>> Start Entries provided

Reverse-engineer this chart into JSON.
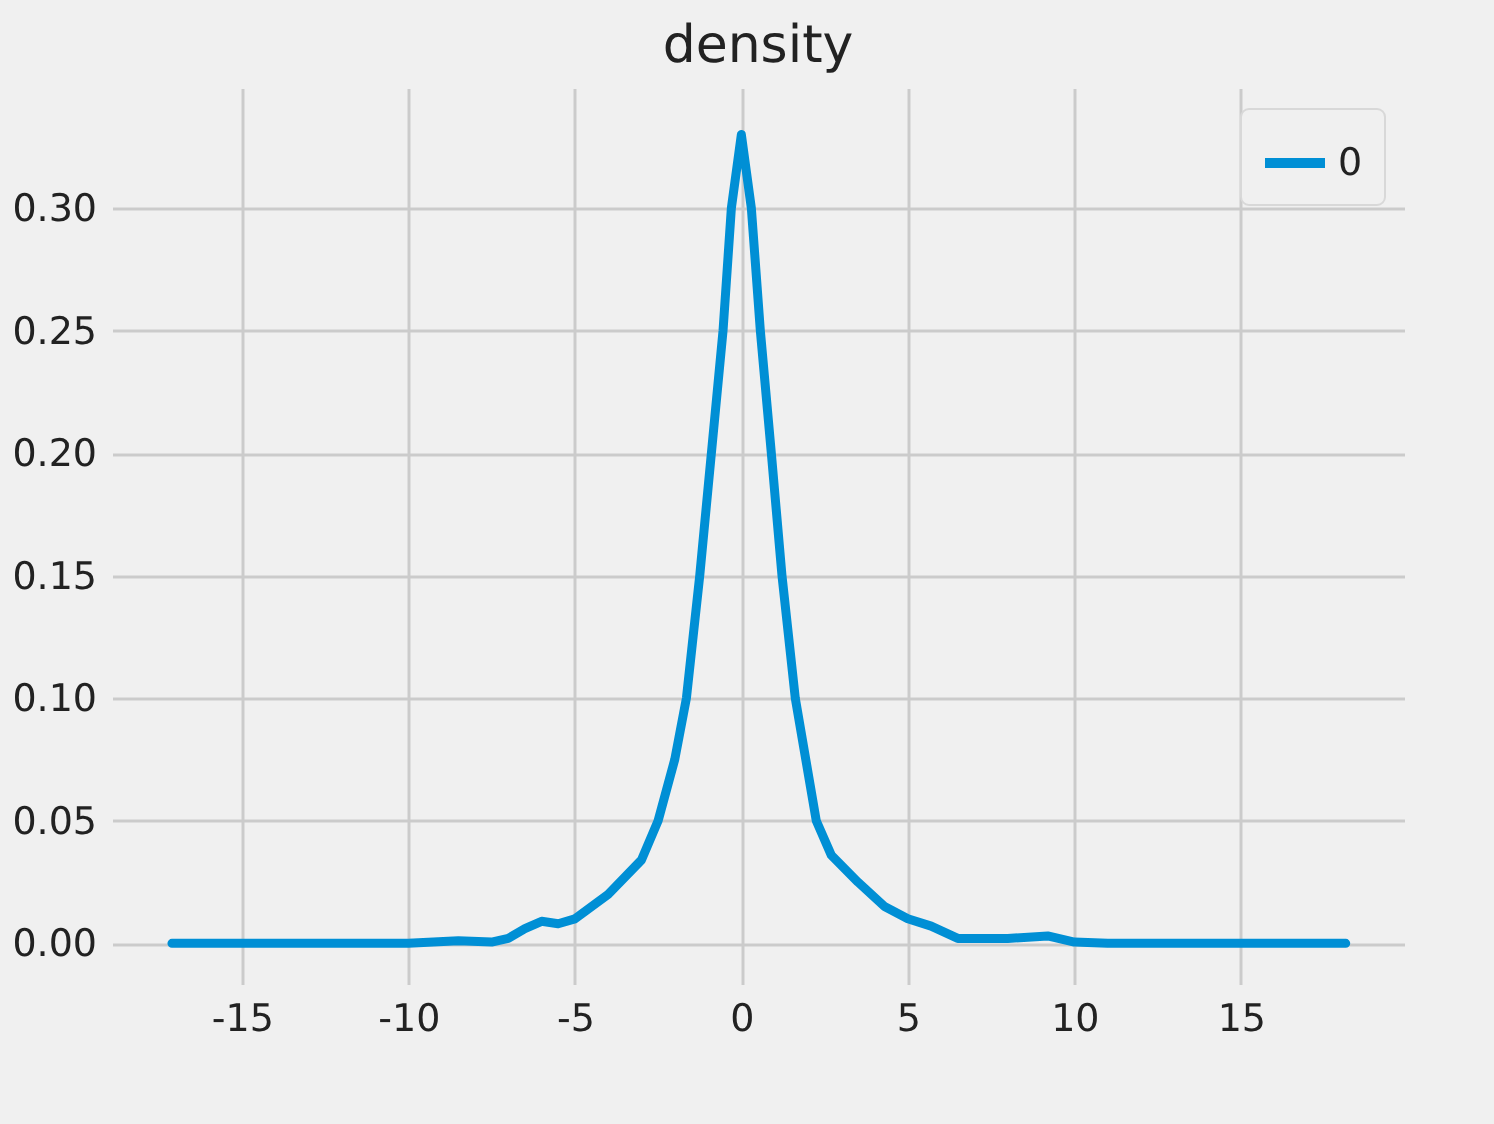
{
  "chart_data": {
    "type": "line",
    "title": "density",
    "x": [
      -17.1,
      -10,
      -8.5,
      -7.5,
      -7,
      -6.5,
      -6,
      -5.5,
      -5,
      -4,
      -3,
      -2.5,
      -2,
      -1.65,
      -1.25,
      -0.9,
      -0.55,
      -0.3,
      0,
      0.3,
      0.57,
      0.9,
      1.22,
      1.62,
      2.25,
      2.7,
      3.5,
      4.3,
      5,
      5.7,
      6.5,
      8,
      9.2,
      10,
      11,
      18.15
    ],
    "series": [
      {
        "name": "0",
        "color": "#008fd5",
        "values": [
          0,
          0,
          0.001,
          0.0005,
          0.002,
          0.006,
          0.009,
          0.008,
          0.01,
          0.02,
          0.034,
          0.05,
          0.075,
          0.1,
          0.15,
          0.2,
          0.25,
          0.3,
          0.33,
          0.3,
          0.25,
          0.2,
          0.15,
          0.1,
          0.05,
          0.036,
          0.025,
          0.015,
          0.01,
          0.007,
          0.002,
          0.002,
          0.003,
          0.0005,
          0,
          0
        ]
      }
    ],
    "xlim": [
      -18.9,
      19.9
    ],
    "xticks": [
      -15,
      -10,
      -5,
      0,
      5,
      10,
      15
    ],
    "ylim": [
      -0.0166,
      0.349
    ],
    "yticks": [
      {
        "value": 0,
        "label": "0.00"
      },
      {
        "value": 0.05,
        "label": "0.05"
      },
      {
        "value": 0.1,
        "label": "0.10"
      },
      {
        "value": 0.15,
        "label": "0.15"
      },
      {
        "value": 0.2,
        "label": "0.20"
      },
      {
        "value": 0.25,
        "label": "0.25"
      },
      {
        "value": 0.3,
        "label": "0.30"
      }
    ],
    "grid": true,
    "legend": "top right",
    "marker": "none",
    "line_style": "solid"
  }
}
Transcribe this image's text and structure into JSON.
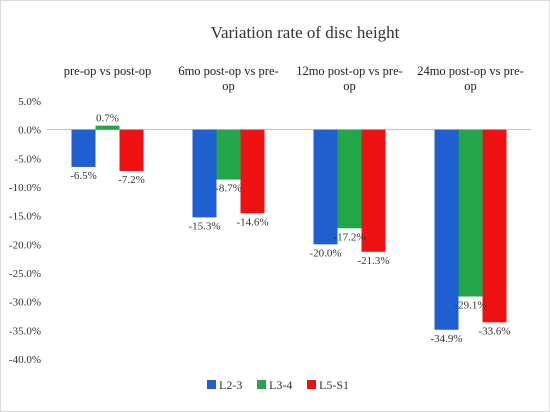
{
  "chart_data": {
    "type": "bar",
    "title": "Variation rate of disc height",
    "xlabel": "",
    "ylabel": "",
    "categories": [
      [
        "pre-op vs post-op"
      ],
      [
        "6mo post-op vs pre-",
        "op"
      ],
      [
        "12mo post-op vs pre-",
        "op"
      ],
      [
        "24mo post-op vs pre-",
        "op"
      ]
    ],
    "series": [
      {
        "name": "L2-3",
        "color": "#1f5fd0",
        "values": [
          -6.5,
          -15.3,
          -20.0,
          -34.9
        ]
      },
      {
        "name": "L3-4",
        "color": "#22a648",
        "values": [
          0.7,
          -8.7,
          -17.2,
          -29.1
        ]
      },
      {
        "name": "L5-S1",
        "color": "#ee1111",
        "values": [
          -7.2,
          -14.6,
          -21.3,
          -33.6
        ]
      }
    ],
    "data_labels": [
      [
        "-6.5%",
        "-15.3%",
        "-20.0%",
        "-34.9%"
      ],
      [
        "0.7%",
        "-8.7%",
        "-17.2%",
        "-29.1%"
      ],
      [
        "-7.2%",
        "-14.6%",
        "-21.3%",
        "-33.6%"
      ]
    ],
    "ylim": [
      -40,
      5
    ],
    "yticks": [
      5,
      0,
      -5,
      -10,
      -15,
      -20,
      -25,
      -30,
      -35,
      -40
    ],
    "ytick_labels": [
      "5.0%",
      "0.0%",
      "-5.0%",
      "-10.0%",
      "-15.0%",
      "-20.0%",
      "-25.0%",
      "-30.0%",
      "-35.0%",
      "-40.0%"
    ],
    "grid": false,
    "legend_position": "bottom"
  }
}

>> End Entries provided

* [What is required]
Copy each line from the data above that includes "post".

* [Reply]
        "pre-op vs post-op"
        "6mo post-op vs pre-",
        "12mo post-op vs pre-",
        "24mo post-op vs pre-",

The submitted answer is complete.